§ SUPPLIED INFORMATION:
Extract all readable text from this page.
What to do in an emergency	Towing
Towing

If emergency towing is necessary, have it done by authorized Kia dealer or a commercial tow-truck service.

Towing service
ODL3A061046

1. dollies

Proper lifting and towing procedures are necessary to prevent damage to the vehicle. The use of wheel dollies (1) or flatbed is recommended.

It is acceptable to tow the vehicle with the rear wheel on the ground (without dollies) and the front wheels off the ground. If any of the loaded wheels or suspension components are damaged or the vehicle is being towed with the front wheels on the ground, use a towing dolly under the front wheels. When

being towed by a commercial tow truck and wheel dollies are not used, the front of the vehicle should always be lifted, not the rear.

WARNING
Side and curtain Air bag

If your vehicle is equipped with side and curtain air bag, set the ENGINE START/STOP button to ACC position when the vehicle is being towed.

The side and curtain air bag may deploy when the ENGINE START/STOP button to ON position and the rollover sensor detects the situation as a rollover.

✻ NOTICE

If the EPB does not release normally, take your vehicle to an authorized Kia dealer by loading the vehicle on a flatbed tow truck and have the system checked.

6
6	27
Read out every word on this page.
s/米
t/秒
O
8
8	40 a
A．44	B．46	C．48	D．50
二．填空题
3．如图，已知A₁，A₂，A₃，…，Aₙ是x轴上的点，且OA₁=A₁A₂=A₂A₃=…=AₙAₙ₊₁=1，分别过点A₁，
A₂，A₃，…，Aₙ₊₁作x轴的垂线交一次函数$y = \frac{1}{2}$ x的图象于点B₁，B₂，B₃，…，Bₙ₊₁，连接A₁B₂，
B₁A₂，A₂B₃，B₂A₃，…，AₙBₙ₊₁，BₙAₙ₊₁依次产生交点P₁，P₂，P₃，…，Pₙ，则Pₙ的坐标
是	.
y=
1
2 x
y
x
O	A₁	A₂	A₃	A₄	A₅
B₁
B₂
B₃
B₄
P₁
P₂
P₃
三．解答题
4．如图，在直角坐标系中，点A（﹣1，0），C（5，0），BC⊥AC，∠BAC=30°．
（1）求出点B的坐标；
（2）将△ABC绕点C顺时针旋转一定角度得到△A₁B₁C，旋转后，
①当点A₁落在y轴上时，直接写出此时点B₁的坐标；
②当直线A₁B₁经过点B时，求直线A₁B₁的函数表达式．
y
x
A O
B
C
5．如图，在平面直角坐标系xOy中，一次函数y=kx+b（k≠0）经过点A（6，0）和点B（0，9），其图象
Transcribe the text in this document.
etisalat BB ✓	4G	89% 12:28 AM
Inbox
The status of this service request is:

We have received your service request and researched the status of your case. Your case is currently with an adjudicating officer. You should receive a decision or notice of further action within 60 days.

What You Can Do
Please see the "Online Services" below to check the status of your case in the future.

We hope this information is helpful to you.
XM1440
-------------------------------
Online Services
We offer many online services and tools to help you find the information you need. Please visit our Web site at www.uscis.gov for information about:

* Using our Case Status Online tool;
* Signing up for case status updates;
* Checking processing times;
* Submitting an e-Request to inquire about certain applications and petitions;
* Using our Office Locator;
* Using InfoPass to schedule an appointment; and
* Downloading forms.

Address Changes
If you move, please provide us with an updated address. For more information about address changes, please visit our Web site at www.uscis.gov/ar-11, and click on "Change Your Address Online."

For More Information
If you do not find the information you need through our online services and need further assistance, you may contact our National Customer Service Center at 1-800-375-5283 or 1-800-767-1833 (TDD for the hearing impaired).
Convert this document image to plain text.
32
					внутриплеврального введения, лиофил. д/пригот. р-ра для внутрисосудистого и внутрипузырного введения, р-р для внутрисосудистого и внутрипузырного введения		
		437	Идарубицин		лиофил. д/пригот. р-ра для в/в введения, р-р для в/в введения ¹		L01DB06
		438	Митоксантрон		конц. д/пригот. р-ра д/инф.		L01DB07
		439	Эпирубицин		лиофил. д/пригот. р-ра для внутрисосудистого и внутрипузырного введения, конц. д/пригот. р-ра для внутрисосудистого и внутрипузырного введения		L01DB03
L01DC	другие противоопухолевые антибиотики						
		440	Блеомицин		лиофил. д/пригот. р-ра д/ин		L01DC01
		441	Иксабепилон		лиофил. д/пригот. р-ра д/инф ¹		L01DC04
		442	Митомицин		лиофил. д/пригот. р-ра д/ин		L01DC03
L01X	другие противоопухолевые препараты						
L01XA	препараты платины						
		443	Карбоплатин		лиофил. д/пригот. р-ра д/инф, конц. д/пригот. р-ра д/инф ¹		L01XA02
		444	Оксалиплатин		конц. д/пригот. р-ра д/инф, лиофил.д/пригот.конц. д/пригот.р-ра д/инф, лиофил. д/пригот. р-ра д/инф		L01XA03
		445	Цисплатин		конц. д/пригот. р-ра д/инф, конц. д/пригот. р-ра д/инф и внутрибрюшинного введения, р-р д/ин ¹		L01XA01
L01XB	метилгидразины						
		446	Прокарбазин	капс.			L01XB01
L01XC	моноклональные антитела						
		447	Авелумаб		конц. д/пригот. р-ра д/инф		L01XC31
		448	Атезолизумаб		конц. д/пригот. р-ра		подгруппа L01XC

§ WHAT IS ASKED:
From the preceding material, extract every line exactly.

§ THE COMPLETED TASK:
Extract all readable text from this page.
What to do in an emergency	Towing
Towing

If emergency towing is necessary, have it done by authorized Kia dealer or a commercial tow-truck service.

Towing service
ODL3A061046

1. dollies

Proper lifting and towing procedures are necessary to prevent damage to the vehicle. The use of wheel dollies (1) or flatbed is recommended.

It is acceptable to tow the vehicle with the rear wheel on the ground (without dollies) and the front wheels off the ground. If any of the loaded wheels or suspension components are damaged or the vehicle is being towed with the front wheels on the ground, use a towing dolly under the front wheels. When

being towed by a commercial tow truck and wheel dollies are not used, the front of the vehicle should always be lifted, not the rear.

WARNING
Side and curtain Air bag

If your vehicle is equipped with side and curtain air bag, set the ENGINE START/STOP button to ACC position when the vehicle is being towed.

The side and curtain air bag may deploy when the ENGINE START/STOP button to ON position and the rollover sensor detects the situation as a rollover.

✻ NOTICE

If the EPB does not release normally, take your vehicle to an authorized Kia dealer by loading the vehicle on a flatbed tow truck and have the system checked.

6
6	27
Read out every word on this page.
s/米
t/秒
O
8
8	40 a
A．44	B．46	C．48	D．50
二．填空题
3．如图，已知A₁，A₂，A₃，…，Aₙ是x轴上的点，且OA₁=A₁A₂=A₂A₃=…=AₙAₙ₊₁=1，分别过点A₁，
A₂，A₃，…，Aₙ₊₁作x轴的垂线交一次函数$y = \frac{1}{2}$ x的图象于点B₁，B₂，B₃，…，Bₙ₊₁，连接A₁B₂，
B₁A₂，A₂B₃，B₂A₃，…，AₙBₙ₊₁，BₙAₙ₊₁依次产生交点P₁，P₂，P₃，…，Pₙ，则Pₙ的坐标
是	.
y=
1
2 x
y
x
O	A₁	A₂	A₃	A₄	A₅
B₁
B₂
B₃
B₄
P₁
P₂
P₃
三．解答题
4．如图，在直角坐标系中，点A（﹣1，0），C（5，0），BC⊥AC，∠BAC=30°．
（1）求出点B的坐标；
（2）将△ABC绕点C顺时针旋转一定角度得到△A₁B₁C，旋转后，
①当点A₁落在y轴上时，直接写出此时点B₁的坐标；
②当直线A₁B₁经过点B时，求直线A₁B₁的函数表达式．
y
x
A O
B
C
5．如图，在平面直角坐标系xOy中，一次函数y=kx+b（k≠0）经过点A（6，0）和点B（0，9），其图象
Transcribe the text in this document.
etisalat BB ✓	4G	89% 12:28 AM
Inbox
The status of this service request is:

We have received your service request and researched the status of your case. Your case is currently with an adjudicating officer. You should receive a decision or notice of further action within 60 days.

What You Can Do
Please see the "Online Services" below to check the status of your case in the future.

We hope this information is helpful to you.
XM1440
-------------------------------
Online Services
We offer many online services and tools to help you find the information you need. Please visit our Web site at www.uscis.gov for information about:

* Using our Case Status Online tool;
* Signing up for case status updates;
* Checking processing times;
* Submitting an e-Request to inquire about certain applications and petitions;
* Using our Office Locator;
* Using InfoPass to schedule an appointment; and
* Downloading forms.

Address Changes
If you move, please provide us with an updated address. For more information about address changes, please visit our Web site at www.uscis.gov/ar-11, and click on "Change Your Address Online."

For More Information
If you do not find the information you need through our online services and need further assistance, you may contact our National Customer Service Center at 1-800-375-5283 or 1-800-767-1833 (TDD for the hearing impaired).
Convert this document image to plain text.
32
					внутриплеврального введения, лиофил. д/пригот. р-ра для внутрисосудистого и внутрипузырного введения, р-р для внутрисосудистого и внутрипузырного введения		
		437	Идарубицин		лиофил. д/пригот. р-ра для в/в введения, р-р для в/в введения ¹		L01DB06
		438	Митоксантрон		конц. д/пригот. р-ра д/инф.		L01DB07
		439	Эпирубицин		лиофил. д/пригот. р-ра для внутрисосудистого и внутрипузырного введения, конц. д/пригот. р-ра для внутрисосудистого и внутрипузырного введения		L01DB03
L01DC	другие противоопухолевые антибиотики						
		440	Блеомицин		лиофил. д/пригот. р-ра д/ин		L01DC01
		441	Иксабепилон		лиофил. д/пригот. р-ра д/инф ¹		L01DC04
		442	Митомицин		лиофил. д/пригот. р-ра д/ин		L01DC03
L01X	другие противоопухолевые препараты						
L01XA	препараты платины						
		443	Карбоплатин		лиофил. д/пригот. р-ра д/инф, конц. д/пригот. р-ра д/инф ¹		L01XA02
		444	Оксалиплатин		конц. д/пригот. р-ра д/инф, лиофил.д/пригот.конц. д/пригот.р-ра д/инф, лиофил. д/пригот. р-ра д/инф		L01XA03
		445	Цисплатин		конц. д/пригот. р-ра д/инф, конц. д/пригот. р-ра д/инф и внутрибрюшинного введения, р-р д/ин ¹		L01XA01
L01XB	метилгидразины						
		446	Прокарбазин	капс.			L01XB01
L01XC	моноклональные антитела						
		447	Авелумаб		конц. д/пригот. р-ра д/инф		L01XC31
		448	Атезолизумаб		конц. д/пригот. р-ра		подгруппа L01XC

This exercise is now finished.